Actuellement en résidence à la ferme-asile de Sion, nouvelle étape de son projet protéiforme « Une voix parcourt le Rhône », Julie Rousse revient sur ce travail de collection et d’expérimentation sonores autour du vivant, à la rencontre d’un fleuve au cœur d’enjeux à la fois politiques et poétiques.

Comment en es-tu venue à vouloir enregistrer un fleuve? Est-ce le Rhône qui t’a attirée spécifiquement où est-ce qu’il se prêtait à la réalisation d’un projet préexistant ?

C’est le Rhône qui m’a attiré en premier lieu. Après avoir déménagé dans le sud, mon conjoint a descendu le Rhône avec le bateau sur lequel il vivait. Il s’est arrêté entre Arles et Avignon, dans la partie provençale du Rhône, à Vallabrègues, un beau village, où le rapport au Rhône est fort. C’est un village de vanniers, 3600 artisans y vivaient, et c’est sur les berges du Rhône que pousse l’osier qu’ils utilisent. On a commencé à naviguer sur le Rhône, on est allés jusqu’à Avignon, on a fait de nombreux allers-retours, on est passés par l’écluse maintes fois. On est donc dans ce set-up particulier, dans une campagne provençale, historiquement marquée par le Rhône. Aujourd’hui, il est devenu un axe de circulation majeur et très pollué, bordé de quatre centrales nucléaires ainsi que de nombreuses usines pétrochimiques, barrages, écluses… Si on plonge des choses dans le Rhône, il faut ensuite les laver à l’eau claire pour retirer les éléments toxiques. Ce fleuve est ce que les humains on en fait : ils l’ont transformé en une autoroute, en un outil, un esclave de nos besoins d’énergie.

════════════════════

§ CONSIGNE
Dans l'extrait sur le Rhône, remplacez « Sion » par « Lausanne », puis recopiez le texte en commençant aux mots « Actuellement en résidence » et en vous arrêtant après « politiques et poétiques. ».

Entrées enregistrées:
════════════════════

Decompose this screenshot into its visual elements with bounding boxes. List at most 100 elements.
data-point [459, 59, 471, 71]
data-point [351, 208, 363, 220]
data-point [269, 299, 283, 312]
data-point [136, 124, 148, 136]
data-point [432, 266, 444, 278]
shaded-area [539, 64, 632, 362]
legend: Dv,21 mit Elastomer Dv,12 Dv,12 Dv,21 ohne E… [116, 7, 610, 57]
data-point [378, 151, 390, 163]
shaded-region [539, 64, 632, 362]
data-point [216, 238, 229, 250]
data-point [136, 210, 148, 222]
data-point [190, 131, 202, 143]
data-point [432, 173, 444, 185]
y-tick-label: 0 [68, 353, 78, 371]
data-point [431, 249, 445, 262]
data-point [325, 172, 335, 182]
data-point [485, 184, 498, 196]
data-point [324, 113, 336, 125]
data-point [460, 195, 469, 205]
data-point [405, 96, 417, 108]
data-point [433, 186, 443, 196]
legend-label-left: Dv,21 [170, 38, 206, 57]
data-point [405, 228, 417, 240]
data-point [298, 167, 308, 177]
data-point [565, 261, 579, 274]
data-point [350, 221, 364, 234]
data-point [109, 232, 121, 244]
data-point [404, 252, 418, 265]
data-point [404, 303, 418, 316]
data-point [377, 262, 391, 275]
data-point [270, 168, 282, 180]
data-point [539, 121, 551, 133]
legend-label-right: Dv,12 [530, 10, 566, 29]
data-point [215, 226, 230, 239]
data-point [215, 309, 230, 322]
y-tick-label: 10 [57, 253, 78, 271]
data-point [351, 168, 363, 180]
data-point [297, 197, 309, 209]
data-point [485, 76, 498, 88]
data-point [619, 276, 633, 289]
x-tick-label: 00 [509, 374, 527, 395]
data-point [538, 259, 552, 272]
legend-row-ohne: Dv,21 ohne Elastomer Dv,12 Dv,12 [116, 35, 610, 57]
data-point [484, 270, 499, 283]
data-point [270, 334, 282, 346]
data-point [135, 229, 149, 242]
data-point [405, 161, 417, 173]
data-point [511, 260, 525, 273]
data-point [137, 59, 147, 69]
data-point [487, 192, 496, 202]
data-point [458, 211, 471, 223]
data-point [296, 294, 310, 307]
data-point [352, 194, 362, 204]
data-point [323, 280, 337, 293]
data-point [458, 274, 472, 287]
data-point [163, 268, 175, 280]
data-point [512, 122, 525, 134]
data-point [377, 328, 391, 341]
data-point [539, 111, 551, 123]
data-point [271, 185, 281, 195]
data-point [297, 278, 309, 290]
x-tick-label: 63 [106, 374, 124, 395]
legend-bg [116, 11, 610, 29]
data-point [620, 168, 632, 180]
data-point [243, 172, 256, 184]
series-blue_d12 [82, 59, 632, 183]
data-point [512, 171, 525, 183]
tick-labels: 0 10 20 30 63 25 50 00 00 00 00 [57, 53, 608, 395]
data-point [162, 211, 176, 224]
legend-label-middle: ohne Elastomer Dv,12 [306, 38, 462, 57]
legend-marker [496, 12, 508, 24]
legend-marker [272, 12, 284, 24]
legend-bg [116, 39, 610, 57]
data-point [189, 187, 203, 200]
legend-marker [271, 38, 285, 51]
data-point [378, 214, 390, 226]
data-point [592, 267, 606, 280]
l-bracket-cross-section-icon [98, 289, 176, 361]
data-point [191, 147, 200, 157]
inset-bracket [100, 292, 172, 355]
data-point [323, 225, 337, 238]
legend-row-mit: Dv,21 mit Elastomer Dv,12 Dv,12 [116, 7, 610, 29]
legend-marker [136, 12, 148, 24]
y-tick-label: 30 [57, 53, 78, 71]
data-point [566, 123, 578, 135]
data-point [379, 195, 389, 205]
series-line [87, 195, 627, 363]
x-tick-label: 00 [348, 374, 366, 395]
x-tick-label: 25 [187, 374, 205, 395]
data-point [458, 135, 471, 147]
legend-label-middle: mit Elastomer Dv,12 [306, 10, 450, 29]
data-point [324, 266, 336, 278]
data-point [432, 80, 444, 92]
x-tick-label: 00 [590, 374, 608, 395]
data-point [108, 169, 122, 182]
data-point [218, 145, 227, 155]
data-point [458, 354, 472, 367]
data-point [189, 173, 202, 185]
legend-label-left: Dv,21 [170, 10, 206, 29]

════════════════════

§ RÉPONSE COMPLÈTE
Actuellement en résidence à la ferme-asile de Lausanne, nouvelle étape de son projet protéiforme « Une voix parcourt le Rhône », Julie Rousse revient sur ce travail de collection et d’expérimentation sonores autour du vivant, à la rencontre d’un fleuve au cœur d’enjeux à la fois politiques et poétiques.